[Data records]
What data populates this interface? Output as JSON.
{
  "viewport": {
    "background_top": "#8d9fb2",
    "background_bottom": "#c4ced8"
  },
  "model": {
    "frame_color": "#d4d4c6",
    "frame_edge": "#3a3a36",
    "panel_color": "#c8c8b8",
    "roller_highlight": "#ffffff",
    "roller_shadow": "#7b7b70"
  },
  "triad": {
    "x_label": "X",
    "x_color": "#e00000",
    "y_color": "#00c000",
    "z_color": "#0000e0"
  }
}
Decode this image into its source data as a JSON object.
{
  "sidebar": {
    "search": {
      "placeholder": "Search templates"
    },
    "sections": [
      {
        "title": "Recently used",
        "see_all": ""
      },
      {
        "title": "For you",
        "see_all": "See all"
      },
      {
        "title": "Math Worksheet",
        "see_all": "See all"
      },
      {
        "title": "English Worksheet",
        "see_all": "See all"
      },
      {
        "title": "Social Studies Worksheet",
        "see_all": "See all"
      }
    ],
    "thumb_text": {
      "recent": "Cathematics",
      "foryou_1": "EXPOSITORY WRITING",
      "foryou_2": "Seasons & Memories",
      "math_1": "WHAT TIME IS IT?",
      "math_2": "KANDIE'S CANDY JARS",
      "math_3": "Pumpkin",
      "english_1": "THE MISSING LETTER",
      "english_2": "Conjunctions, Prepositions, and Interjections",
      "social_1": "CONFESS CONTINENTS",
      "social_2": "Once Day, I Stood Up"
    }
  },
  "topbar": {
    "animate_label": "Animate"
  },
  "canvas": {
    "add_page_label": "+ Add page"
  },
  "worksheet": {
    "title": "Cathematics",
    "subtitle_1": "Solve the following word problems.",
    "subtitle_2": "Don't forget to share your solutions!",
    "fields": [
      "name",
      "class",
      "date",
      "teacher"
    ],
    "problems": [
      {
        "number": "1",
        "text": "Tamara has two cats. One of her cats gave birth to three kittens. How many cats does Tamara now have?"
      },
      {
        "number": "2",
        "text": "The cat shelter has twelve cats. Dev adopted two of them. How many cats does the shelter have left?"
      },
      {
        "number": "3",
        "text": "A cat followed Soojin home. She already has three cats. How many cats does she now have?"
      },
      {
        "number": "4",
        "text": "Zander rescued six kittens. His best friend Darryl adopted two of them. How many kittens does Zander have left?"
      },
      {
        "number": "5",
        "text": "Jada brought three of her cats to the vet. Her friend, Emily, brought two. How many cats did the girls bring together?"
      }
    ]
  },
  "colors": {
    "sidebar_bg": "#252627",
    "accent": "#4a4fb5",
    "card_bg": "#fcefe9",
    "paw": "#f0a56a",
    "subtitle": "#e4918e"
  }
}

Short exercise ->
In the entries above, identify every line with the word "adopted". Copy those lines.

Result for this exercise ->
        "text": "The cat shelter has twelve cats. Dev adopted two of them. How many cats does the shelter have left?"
        "text": "Zander rescued six kittens. His best friend Darryl adopted two of them. How many kittens does Zander have left?"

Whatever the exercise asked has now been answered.